**What is needed:** Copy every line with the string "structured" in it.

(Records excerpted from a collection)
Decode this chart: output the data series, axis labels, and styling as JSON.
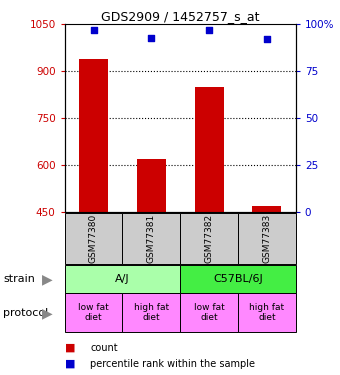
{
  "title": "GDS2909 / 1452757_s_at",
  "samples": [
    "GSM77380",
    "GSM77381",
    "GSM77382",
    "GSM77383"
  ],
  "bar_values": [
    940,
    620,
    850,
    468
  ],
  "bar_bottom": 450,
  "percentile_values": [
    97,
    93,
    97,
    92
  ],
  "ylim_left": [
    450,
    1050
  ],
  "ylim_right": [
    0,
    100
  ],
  "yticks_left": [
    450,
    600,
    750,
    900,
    1050
  ],
  "yticks_right": [
    0,
    25,
    50,
    75,
    100
  ],
  "bar_color": "#cc0000",
  "percentile_color": "#0000cc",
  "grid_color": "#000000",
  "strain_labels": [
    "A/J",
    "C57BL/6J"
  ],
  "strain_colors": [
    "#aaffaa",
    "#44ee44"
  ],
  "protocol_labels": [
    "low fat\ndiet",
    "high fat\ndiet",
    "low fat\ndiet",
    "high fat\ndiet"
  ],
  "protocol_color": "#ff88ff",
  "sample_bg_color": "#cccccc",
  "legend_count_color": "#cc0000",
  "legend_percentile_color": "#0000cc"
}
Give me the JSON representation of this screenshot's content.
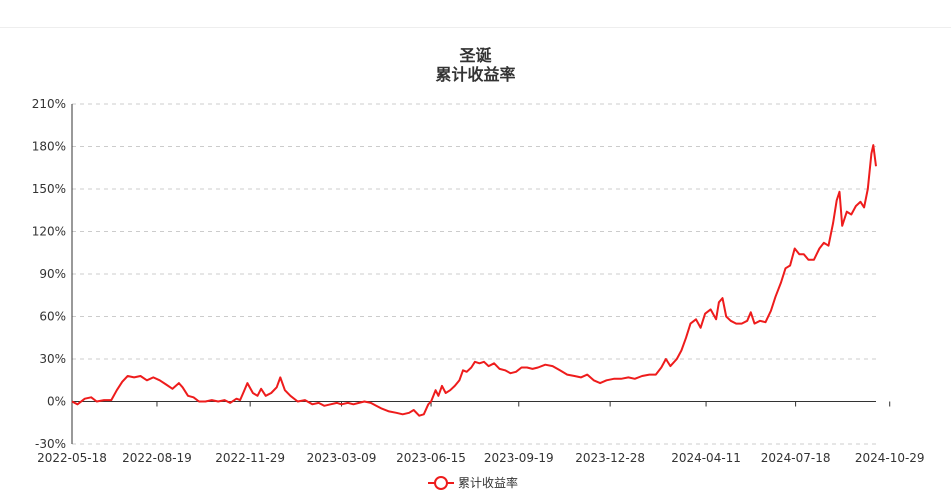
{
  "chart_data": {
    "type": "line",
    "title": "圣诞",
    "subtitle": "累计收益率",
    "xlabel": "",
    "ylabel": "",
    "ylim": [
      -30,
      210
    ],
    "yticks": [
      "-30%",
      "0%",
      "30%",
      "60%",
      "90%",
      "120%",
      "150%",
      "180%",
      "210%"
    ],
    "ytick_values": [
      -30,
      0,
      30,
      60,
      90,
      120,
      150,
      180,
      210
    ],
    "xticks": [
      "2022-05-18",
      "2022-08-19",
      "2022-11-29",
      "2023-03-09",
      "2023-06-15",
      "2023-09-19",
      "2023-12-28",
      "2024-04-11",
      "2024-07-18",
      "2024-10-29"
    ],
    "grid": true,
    "legend_position": "bottom-center",
    "series": [
      {
        "name": "累计收益率",
        "color": "#ee1c1c",
        "points": [
          [
            "2022-05-18",
            0
          ],
          [
            "2022-05-24",
            -2
          ],
          [
            "2022-06-01",
            2
          ],
          [
            "2022-06-08",
            3
          ],
          [
            "2022-06-14",
            0
          ],
          [
            "2022-06-22",
            1
          ],
          [
            "2022-06-30",
            1
          ],
          [
            "2022-07-06",
            8
          ],
          [
            "2022-07-12",
            14
          ],
          [
            "2022-07-18",
            18
          ],
          [
            "2022-07-25",
            17
          ],
          [
            "2022-08-01",
            18
          ],
          [
            "2022-08-08",
            15
          ],
          [
            "2022-08-15",
            17
          ],
          [
            "2022-08-22",
            15
          ],
          [
            "2022-08-29",
            12
          ],
          [
            "2022-09-05",
            9
          ],
          [
            "2022-09-12",
            13
          ],
          [
            "2022-09-16",
            10
          ],
          [
            "2022-09-22",
            4
          ],
          [
            "2022-09-28",
            3
          ],
          [
            "2022-10-04",
            0
          ],
          [
            "2022-10-11",
            0
          ],
          [
            "2022-10-18",
            1
          ],
          [
            "2022-10-25",
            0
          ],
          [
            "2022-11-01",
            1
          ],
          [
            "2022-11-07",
            -1
          ],
          [
            "2022-11-14",
            2
          ],
          [
            "2022-11-18",
            1
          ],
          [
            "2022-11-22",
            7
          ],
          [
            "2022-11-26",
            13
          ],
          [
            "2022-12-02",
            6
          ],
          [
            "2022-12-07",
            4
          ],
          [
            "2022-12-11",
            9
          ],
          [
            "2022-12-16",
            4
          ],
          [
            "2022-12-22",
            6
          ],
          [
            "2022-12-28",
            10
          ],
          [
            "2023-01-01",
            17
          ],
          [
            "2023-01-06",
            8
          ],
          [
            "2023-01-12",
            4
          ],
          [
            "2023-01-20",
            0
          ],
          [
            "2023-01-28",
            1
          ],
          [
            "2023-02-05",
            -2
          ],
          [
            "2023-02-12",
            -1
          ],
          [
            "2023-02-18",
            -3
          ],
          [
            "2023-02-25",
            -2
          ],
          [
            "2023-03-04",
            -1
          ],
          [
            "2023-03-09",
            -2
          ],
          [
            "2023-03-16",
            -1
          ],
          [
            "2023-03-22",
            -2
          ],
          [
            "2023-03-28",
            -1
          ],
          [
            "2023-04-03",
            0
          ],
          [
            "2023-04-10",
            -1
          ],
          [
            "2023-04-16",
            -3
          ],
          [
            "2023-04-22",
            -5
          ],
          [
            "2023-04-30",
            -7
          ],
          [
            "2023-05-08",
            -8
          ],
          [
            "2023-05-15",
            -9
          ],
          [
            "2023-05-22",
            -8
          ],
          [
            "2023-05-27",
            -6
          ],
          [
            "2023-06-02",
            -10
          ],
          [
            "2023-06-07",
            -9
          ],
          [
            "2023-06-12",
            -2
          ],
          [
            "2023-06-15",
            0
          ],
          [
            "2023-06-20",
            8
          ],
          [
            "2023-06-23",
            4
          ],
          [
            "2023-06-27",
            11
          ],
          [
            "2023-07-01",
            6
          ],
          [
            "2023-07-06",
            8
          ],
          [
            "2023-07-11",
            11
          ],
          [
            "2023-07-16",
            15
          ],
          [
            "2023-07-20",
            22
          ],
          [
            "2023-07-24",
            21
          ],
          [
            "2023-07-29",
            24
          ],
          [
            "2023-08-02",
            28
          ],
          [
            "2023-08-07",
            27
          ],
          [
            "2023-08-12",
            28
          ],
          [
            "2023-08-17",
            25
          ],
          [
            "2023-08-23",
            27
          ],
          [
            "2023-08-29",
            23
          ],
          [
            "2023-09-04",
            22
          ],
          [
            "2023-09-10",
            20
          ],
          [
            "2023-09-16",
            21
          ],
          [
            "2023-09-22",
            24
          ],
          [
            "2023-09-28",
            24
          ],
          [
            "2023-10-04",
            23
          ],
          [
            "2023-10-10",
            24
          ],
          [
            "2023-10-18",
            26
          ],
          [
            "2023-10-26",
            25
          ],
          [
            "2023-11-03",
            22
          ],
          [
            "2023-11-11",
            19
          ],
          [
            "2023-11-19",
            18
          ],
          [
            "2023-11-26",
            17
          ],
          [
            "2023-12-03",
            19
          ],
          [
            "2023-12-10",
            15
          ],
          [
            "2023-12-17",
            13
          ],
          [
            "2023-12-24",
            15
          ],
          [
            "2024-01-01",
            16
          ],
          [
            "2024-01-09",
            16
          ],
          [
            "2024-01-17",
            17
          ],
          [
            "2024-01-24",
            16
          ],
          [
            "2024-02-01",
            18
          ],
          [
            "2024-02-09",
            19
          ],
          [
            "2024-02-16",
            19
          ],
          [
            "2024-02-22",
            24
          ],
          [
            "2024-02-27",
            30
          ],
          [
            "2024-03-03",
            25
          ],
          [
            "2024-03-10",
            30
          ],
          [
            "2024-03-15",
            36
          ],
          [
            "2024-03-20",
            45
          ],
          [
            "2024-03-25",
            55
          ],
          [
            "2024-03-31",
            58
          ],
          [
            "2024-04-05",
            52
          ],
          [
            "2024-04-10",
            62
          ],
          [
            "2024-04-16",
            65
          ],
          [
            "2024-04-22",
            58
          ],
          [
            "2024-04-25",
            70
          ],
          [
            "2024-04-29",
            73
          ],
          [
            "2024-05-03",
            60
          ],
          [
            "2024-05-08",
            57
          ],
          [
            "2024-05-14",
            55
          ],
          [
            "2024-05-20",
            55
          ],
          [
            "2024-05-26",
            57
          ],
          [
            "2024-05-30",
            63
          ],
          [
            "2024-06-03",
            55
          ],
          [
            "2024-06-09",
            57
          ],
          [
            "2024-06-15",
            56
          ],
          [
            "2024-06-21",
            64
          ],
          [
            "2024-06-26",
            74
          ],
          [
            "2024-07-02",
            84
          ],
          [
            "2024-07-07",
            94
          ],
          [
            "2024-07-12",
            96
          ],
          [
            "2024-07-17",
            108
          ],
          [
            "2024-07-22",
            104
          ],
          [
            "2024-07-27",
            104
          ],
          [
            "2024-08-01",
            100
          ],
          [
            "2024-08-07",
            100
          ],
          [
            "2024-08-13",
            108
          ],
          [
            "2024-08-18",
            112
          ],
          [
            "2024-08-23",
            110
          ],
          [
            "2024-08-28",
            126
          ],
          [
            "2024-09-01",
            142
          ],
          [
            "2024-09-04",
            148
          ],
          [
            "2024-09-07",
            124
          ],
          [
            "2024-09-12",
            134
          ],
          [
            "2024-09-17",
            132
          ],
          [
            "2024-09-22",
            138
          ],
          [
            "2024-09-27",
            141
          ],
          [
            "2024-10-01",
            137
          ],
          [
            "2024-10-05",
            150
          ],
          [
            "2024-10-09",
            175
          ],
          [
            "2024-10-11",
            181
          ],
          [
            "2024-10-14",
            166
          ]
        ]
      }
    ]
  },
  "legend": {
    "label": "累计收益率"
  }
}
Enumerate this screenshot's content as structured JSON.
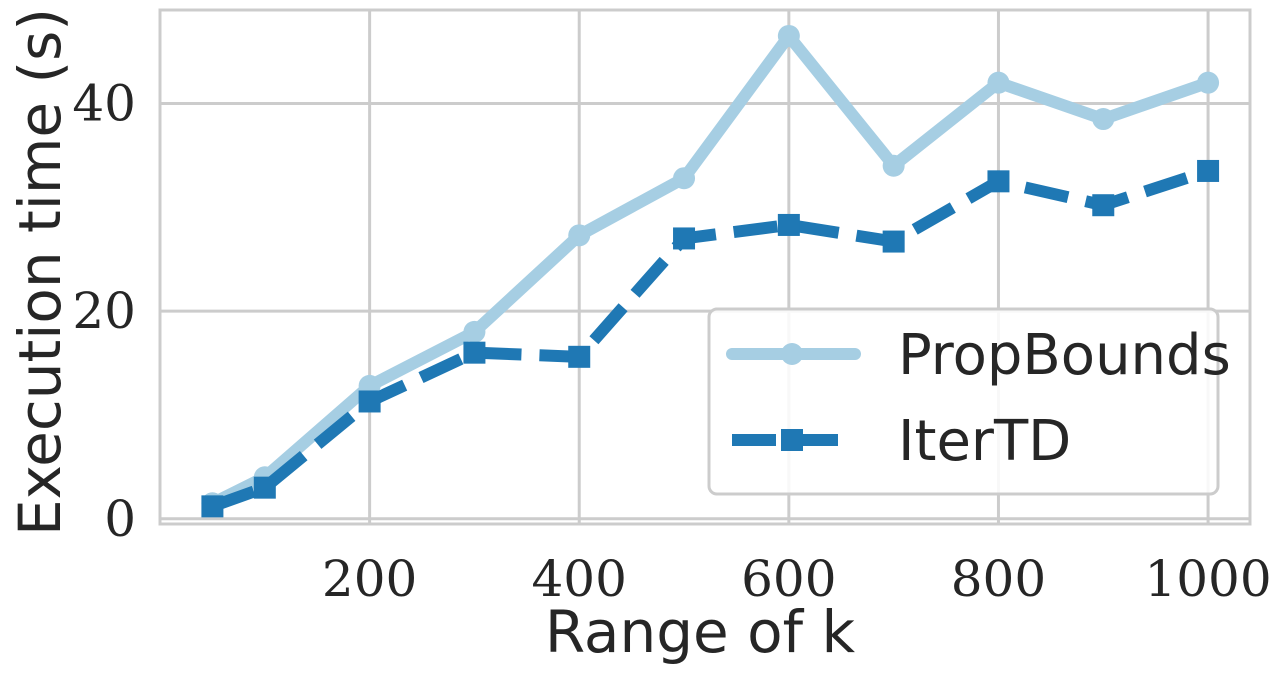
{
  "chart_data": {
    "type": "line",
    "xlabel": "Range of k",
    "ylabel": "Execution time (s)",
    "xlim": [
      0,
      1040
    ],
    "ylim": [
      -0.5,
      49
    ],
    "xticks": [
      200,
      400,
      600,
      800,
      1000
    ],
    "yticks": [
      0,
      20,
      40
    ],
    "grid": true,
    "legend_position": "lower-right",
    "series": [
      {
        "name": "PropBounds",
        "color": "#a6cee3",
        "style": "solid",
        "marker": "circle",
        "x": [
          50,
          100,
          200,
          300,
          400,
          500,
          600,
          700,
          800,
          900,
          1000
        ],
        "y": [
          1.5,
          4.0,
          12.8,
          18.0,
          27.3,
          32.8,
          46.5,
          34.0,
          42.0,
          38.5,
          42.0
        ]
      },
      {
        "name": "IterTD",
        "color": "#1f78b4",
        "style": "dashed",
        "marker": "square",
        "x": [
          50,
          100,
          200,
          300,
          400,
          500,
          600,
          700,
          800,
          900,
          1000
        ],
        "y": [
          1.2,
          3.0,
          11.3,
          16.0,
          15.6,
          27.0,
          28.3,
          26.7,
          32.5,
          30.2,
          33.5
        ]
      }
    ]
  }
}
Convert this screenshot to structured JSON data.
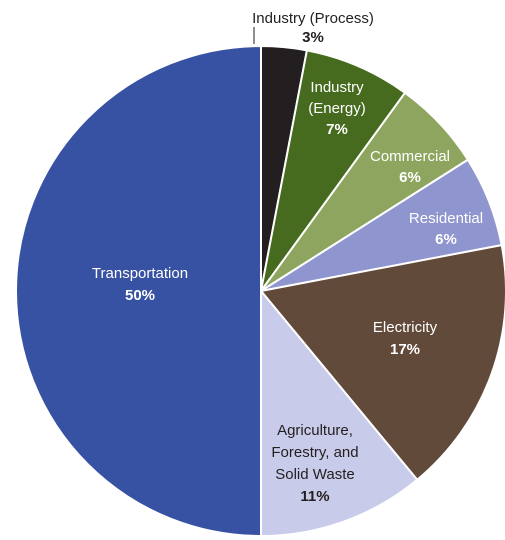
{
  "chart_data": {
    "type": "pie",
    "title": "",
    "slices": [
      {
        "label": "Industry (Process)",
        "label_lines": [
          "Industry (Process)"
        ],
        "value": 3,
        "percent_text": "3%",
        "color": "#231f20",
        "text_color": "#231f20"
      },
      {
        "label": "Industry (Energy)",
        "label_lines": [
          "Industry",
          "(Energy)"
        ],
        "value": 7,
        "percent_text": "7%",
        "color": "#466a1e",
        "text_color": "#ffffff"
      },
      {
        "label": "Commercial",
        "label_lines": [
          "Commercial"
        ],
        "value": 6,
        "percent_text": "6%",
        "color": "#8ea560",
        "text_color": "#ffffff"
      },
      {
        "label": "Residential",
        "label_lines": [
          "Residential"
        ],
        "value": 6,
        "percent_text": "6%",
        "color": "#8f95ce",
        "text_color": "#ffffff"
      },
      {
        "label": "Electricity",
        "label_lines": [
          "Electricity"
        ],
        "value": 17,
        "percent_text": "17%",
        "color": "#624a3b",
        "text_color": "#ffffff"
      },
      {
        "label": "Agriculture, Forestry, and Solid Waste",
        "label_lines": [
          "Agriculture,",
          "Forestry, and",
          "Solid Waste"
        ],
        "value": 11,
        "percent_text": "11%",
        "color": "#c9cbea",
        "text_color": "#231f20"
      },
      {
        "label": "Transportation",
        "label_lines": [
          "Transportation"
        ],
        "value": 50,
        "percent_text": "50%",
        "color": "#3751a3",
        "text_color": "#ffffff"
      }
    ],
    "start_angle_deg": 0,
    "direction": "clockwise",
    "legend": "none"
  }
}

**Finished exercise:**
Enumerate this screenshot's content as structured JSON.
Convert this screenshot to structured JSON data.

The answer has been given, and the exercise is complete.